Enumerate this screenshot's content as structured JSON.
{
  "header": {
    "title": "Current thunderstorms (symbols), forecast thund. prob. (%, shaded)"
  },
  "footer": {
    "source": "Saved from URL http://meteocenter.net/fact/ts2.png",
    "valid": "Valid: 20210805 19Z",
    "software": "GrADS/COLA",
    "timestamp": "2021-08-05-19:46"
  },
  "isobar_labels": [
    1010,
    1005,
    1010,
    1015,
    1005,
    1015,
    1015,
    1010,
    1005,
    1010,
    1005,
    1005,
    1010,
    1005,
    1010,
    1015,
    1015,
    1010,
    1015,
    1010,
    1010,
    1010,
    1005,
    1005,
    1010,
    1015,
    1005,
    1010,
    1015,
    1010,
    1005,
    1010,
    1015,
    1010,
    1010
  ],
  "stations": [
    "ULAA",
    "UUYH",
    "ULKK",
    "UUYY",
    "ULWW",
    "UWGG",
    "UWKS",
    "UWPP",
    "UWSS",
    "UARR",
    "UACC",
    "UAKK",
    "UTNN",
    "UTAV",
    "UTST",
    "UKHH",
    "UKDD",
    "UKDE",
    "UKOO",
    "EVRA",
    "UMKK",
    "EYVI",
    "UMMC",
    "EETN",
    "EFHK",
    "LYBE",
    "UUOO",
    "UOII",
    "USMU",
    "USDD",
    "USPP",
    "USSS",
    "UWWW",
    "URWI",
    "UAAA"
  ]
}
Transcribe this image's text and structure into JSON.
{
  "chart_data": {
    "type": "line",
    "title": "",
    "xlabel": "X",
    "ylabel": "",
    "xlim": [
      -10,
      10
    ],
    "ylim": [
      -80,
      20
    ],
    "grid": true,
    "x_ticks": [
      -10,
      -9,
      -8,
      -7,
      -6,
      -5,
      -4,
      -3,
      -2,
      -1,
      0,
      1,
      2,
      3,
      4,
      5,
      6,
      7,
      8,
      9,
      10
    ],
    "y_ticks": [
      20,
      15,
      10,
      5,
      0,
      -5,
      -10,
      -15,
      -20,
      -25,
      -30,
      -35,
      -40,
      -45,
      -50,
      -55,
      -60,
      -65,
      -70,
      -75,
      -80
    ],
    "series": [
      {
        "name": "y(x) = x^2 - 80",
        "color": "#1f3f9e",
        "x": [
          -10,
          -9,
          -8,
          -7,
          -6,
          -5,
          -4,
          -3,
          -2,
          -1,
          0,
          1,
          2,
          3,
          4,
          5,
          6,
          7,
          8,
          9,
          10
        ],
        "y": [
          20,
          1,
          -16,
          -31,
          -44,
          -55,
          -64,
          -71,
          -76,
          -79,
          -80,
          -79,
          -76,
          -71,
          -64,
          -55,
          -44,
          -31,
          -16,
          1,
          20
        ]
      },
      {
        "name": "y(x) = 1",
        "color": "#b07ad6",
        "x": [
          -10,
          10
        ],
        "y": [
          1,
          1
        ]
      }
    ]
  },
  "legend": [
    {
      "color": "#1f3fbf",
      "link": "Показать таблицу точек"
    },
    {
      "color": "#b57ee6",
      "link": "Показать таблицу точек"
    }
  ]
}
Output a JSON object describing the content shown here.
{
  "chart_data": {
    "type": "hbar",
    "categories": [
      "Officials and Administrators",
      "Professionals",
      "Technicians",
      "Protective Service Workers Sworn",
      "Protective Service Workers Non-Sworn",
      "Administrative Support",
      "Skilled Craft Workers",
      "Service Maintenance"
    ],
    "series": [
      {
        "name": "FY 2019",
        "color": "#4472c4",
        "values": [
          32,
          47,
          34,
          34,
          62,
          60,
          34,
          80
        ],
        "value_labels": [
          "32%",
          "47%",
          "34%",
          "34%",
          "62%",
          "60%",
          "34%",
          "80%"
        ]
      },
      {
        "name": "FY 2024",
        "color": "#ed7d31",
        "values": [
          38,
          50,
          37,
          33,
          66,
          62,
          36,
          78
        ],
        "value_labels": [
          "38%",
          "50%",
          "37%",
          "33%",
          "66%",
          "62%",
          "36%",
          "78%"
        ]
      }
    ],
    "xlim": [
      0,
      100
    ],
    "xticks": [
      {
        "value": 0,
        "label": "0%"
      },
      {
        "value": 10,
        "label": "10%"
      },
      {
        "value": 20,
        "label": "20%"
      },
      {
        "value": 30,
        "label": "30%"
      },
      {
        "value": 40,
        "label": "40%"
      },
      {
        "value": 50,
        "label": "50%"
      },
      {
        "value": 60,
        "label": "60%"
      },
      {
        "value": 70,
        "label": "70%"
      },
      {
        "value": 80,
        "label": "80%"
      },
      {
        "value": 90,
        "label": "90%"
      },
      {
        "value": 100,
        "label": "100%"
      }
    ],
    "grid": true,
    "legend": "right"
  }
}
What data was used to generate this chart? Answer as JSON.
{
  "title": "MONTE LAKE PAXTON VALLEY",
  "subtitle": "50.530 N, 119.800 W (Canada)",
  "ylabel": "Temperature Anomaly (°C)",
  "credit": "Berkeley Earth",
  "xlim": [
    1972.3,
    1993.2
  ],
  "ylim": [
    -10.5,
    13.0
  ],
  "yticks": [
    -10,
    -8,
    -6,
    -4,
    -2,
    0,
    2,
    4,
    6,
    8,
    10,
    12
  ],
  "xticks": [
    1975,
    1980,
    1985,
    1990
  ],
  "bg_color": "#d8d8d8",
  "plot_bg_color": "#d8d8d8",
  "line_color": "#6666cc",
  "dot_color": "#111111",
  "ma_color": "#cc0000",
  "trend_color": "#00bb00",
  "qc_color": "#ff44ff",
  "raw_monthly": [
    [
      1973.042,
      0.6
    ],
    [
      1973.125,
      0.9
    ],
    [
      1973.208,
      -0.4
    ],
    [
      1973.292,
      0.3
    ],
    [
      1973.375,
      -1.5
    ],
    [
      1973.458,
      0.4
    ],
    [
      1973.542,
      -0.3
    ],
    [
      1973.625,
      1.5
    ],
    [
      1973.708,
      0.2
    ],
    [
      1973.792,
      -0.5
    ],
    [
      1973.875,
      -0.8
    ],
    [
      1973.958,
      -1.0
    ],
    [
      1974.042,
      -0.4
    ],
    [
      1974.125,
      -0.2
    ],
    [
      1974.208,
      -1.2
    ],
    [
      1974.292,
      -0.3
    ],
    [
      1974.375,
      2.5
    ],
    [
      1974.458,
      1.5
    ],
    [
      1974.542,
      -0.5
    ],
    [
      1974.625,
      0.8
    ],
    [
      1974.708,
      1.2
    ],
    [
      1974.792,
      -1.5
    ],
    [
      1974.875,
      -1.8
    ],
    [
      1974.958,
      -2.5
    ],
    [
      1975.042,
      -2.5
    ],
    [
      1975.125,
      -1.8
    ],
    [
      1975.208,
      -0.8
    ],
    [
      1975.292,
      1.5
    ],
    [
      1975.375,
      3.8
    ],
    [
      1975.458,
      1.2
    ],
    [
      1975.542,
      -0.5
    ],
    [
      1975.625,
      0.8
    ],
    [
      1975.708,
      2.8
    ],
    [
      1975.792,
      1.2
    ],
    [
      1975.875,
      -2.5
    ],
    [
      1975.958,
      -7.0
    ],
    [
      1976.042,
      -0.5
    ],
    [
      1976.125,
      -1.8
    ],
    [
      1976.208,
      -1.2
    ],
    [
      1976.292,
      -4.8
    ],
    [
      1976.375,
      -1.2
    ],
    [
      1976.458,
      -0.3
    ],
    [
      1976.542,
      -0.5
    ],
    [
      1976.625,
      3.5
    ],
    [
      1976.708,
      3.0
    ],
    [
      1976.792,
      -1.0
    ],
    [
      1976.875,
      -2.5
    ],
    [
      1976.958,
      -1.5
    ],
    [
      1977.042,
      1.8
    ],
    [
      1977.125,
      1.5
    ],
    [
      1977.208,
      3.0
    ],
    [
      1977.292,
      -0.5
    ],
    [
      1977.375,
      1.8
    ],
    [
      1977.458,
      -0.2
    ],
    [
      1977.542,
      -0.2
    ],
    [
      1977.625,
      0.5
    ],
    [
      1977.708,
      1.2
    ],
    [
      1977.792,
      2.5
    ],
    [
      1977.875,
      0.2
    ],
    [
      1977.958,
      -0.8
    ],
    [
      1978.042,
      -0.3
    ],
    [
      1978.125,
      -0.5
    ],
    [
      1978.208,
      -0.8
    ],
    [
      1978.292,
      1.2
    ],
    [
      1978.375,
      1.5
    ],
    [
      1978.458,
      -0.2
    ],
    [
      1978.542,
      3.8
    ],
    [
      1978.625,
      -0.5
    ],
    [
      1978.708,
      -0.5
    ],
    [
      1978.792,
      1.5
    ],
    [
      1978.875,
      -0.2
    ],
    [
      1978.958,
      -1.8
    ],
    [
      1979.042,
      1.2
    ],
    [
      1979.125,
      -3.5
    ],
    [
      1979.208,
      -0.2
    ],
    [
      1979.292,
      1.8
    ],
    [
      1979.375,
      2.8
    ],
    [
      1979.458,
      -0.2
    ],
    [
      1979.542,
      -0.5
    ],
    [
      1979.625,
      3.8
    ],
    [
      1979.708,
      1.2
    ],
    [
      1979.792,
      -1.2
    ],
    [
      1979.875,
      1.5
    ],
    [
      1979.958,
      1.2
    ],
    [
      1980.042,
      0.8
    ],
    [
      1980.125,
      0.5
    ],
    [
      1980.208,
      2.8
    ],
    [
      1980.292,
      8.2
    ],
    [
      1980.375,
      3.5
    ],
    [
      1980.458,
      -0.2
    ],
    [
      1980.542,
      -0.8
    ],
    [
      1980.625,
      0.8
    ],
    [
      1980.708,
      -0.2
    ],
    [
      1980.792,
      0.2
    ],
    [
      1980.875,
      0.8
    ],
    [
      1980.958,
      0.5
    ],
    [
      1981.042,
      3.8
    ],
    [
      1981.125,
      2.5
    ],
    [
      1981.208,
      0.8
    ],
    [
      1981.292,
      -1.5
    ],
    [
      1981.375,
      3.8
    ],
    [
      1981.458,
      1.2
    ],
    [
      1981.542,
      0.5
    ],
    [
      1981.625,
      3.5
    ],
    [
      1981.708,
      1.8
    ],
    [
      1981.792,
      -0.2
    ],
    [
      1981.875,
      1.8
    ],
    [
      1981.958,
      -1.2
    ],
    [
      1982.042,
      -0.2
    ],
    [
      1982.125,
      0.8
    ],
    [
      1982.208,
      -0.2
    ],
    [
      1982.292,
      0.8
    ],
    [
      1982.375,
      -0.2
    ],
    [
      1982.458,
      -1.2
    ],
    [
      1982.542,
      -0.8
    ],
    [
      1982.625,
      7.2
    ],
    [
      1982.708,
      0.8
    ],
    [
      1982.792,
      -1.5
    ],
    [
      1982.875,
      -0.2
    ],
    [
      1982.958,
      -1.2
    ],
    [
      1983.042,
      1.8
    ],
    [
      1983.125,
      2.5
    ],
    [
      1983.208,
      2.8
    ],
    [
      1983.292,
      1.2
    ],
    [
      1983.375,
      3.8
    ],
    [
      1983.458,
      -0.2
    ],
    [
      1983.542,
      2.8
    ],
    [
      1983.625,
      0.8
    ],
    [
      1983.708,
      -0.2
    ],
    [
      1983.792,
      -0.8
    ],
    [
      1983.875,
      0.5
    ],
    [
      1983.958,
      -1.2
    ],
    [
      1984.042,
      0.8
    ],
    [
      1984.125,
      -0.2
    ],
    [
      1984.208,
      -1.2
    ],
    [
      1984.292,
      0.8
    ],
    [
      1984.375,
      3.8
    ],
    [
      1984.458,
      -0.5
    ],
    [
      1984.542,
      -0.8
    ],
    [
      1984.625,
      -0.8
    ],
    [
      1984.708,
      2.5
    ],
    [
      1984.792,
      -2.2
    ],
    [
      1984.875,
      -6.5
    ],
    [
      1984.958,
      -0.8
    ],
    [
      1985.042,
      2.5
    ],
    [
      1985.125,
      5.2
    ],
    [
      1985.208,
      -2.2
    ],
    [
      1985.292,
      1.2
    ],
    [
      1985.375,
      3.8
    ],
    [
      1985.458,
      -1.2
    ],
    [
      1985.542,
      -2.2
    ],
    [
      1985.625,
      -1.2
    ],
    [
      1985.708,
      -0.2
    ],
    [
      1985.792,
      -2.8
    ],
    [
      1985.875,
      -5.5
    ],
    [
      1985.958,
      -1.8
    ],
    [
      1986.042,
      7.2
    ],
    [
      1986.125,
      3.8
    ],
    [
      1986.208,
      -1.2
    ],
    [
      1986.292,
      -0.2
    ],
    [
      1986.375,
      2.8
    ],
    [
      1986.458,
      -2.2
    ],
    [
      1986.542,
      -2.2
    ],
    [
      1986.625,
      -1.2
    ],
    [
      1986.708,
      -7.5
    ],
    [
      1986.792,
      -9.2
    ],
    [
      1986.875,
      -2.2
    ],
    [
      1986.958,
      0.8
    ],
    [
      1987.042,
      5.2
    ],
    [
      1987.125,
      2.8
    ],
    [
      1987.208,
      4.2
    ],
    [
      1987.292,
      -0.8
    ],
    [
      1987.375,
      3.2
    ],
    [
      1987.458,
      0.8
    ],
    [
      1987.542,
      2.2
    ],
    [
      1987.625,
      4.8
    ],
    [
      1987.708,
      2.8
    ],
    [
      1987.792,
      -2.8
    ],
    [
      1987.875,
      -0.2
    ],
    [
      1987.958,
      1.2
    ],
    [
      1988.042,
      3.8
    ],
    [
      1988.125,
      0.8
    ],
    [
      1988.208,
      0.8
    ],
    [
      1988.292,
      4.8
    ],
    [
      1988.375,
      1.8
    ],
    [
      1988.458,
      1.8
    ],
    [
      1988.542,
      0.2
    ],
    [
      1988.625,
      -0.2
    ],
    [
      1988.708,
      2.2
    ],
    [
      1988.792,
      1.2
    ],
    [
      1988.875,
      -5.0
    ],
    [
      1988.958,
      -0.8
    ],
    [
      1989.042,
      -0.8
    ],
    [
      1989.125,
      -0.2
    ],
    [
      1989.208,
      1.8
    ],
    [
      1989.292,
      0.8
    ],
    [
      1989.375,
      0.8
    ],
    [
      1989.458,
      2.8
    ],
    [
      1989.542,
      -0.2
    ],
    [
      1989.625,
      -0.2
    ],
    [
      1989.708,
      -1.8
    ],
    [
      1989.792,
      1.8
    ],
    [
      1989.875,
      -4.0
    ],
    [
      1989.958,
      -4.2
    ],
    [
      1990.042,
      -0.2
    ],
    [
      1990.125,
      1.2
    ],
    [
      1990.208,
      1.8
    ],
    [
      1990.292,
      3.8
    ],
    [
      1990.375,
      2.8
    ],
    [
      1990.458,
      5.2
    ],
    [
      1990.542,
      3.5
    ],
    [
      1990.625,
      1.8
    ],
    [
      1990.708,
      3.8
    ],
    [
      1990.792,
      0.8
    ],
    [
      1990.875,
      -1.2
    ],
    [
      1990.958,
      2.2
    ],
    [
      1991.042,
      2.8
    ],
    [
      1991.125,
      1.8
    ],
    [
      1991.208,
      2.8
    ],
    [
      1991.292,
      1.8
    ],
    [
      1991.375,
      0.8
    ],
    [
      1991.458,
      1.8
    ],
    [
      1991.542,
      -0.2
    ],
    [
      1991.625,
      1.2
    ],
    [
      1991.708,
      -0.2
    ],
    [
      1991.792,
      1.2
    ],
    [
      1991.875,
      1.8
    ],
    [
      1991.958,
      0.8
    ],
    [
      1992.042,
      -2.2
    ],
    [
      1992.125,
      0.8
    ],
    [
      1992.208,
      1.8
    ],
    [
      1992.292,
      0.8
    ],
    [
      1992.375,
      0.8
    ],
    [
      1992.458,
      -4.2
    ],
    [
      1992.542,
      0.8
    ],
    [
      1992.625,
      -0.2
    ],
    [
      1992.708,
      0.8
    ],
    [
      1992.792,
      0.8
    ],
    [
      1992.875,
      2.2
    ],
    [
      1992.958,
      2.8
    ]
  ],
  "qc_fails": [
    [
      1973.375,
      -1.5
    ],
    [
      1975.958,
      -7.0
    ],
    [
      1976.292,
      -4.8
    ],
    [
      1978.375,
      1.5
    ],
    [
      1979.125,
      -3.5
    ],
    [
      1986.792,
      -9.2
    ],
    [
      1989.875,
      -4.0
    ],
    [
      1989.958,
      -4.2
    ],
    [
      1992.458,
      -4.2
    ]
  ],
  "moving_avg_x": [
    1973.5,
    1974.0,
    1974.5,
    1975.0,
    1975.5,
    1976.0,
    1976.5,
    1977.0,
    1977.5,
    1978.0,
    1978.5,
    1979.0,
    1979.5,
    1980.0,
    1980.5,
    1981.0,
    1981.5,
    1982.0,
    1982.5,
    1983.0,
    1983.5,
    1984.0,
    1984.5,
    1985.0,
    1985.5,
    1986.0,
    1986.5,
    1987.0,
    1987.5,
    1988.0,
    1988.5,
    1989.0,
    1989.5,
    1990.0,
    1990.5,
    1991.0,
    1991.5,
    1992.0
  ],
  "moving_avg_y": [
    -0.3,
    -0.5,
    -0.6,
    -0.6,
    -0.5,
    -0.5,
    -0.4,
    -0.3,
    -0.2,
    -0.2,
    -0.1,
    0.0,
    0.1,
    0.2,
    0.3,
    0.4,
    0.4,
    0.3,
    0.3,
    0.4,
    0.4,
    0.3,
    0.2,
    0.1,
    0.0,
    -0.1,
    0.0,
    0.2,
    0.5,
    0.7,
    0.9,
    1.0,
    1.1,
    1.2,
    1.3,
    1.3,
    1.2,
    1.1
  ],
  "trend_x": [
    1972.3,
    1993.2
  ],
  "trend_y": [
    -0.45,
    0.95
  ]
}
■ ■ ■ ■ ■ ■ ■
**What to work on**: Pull every line containing "JSON" from the material above.

**Problem solution**:
Enumerate this screenshot's content as structured JSON.
Transcribe this image's text and structure into JSON.
Output a JSON object describing the content shown here.
What data was used to generate this chart? Answer as JSON.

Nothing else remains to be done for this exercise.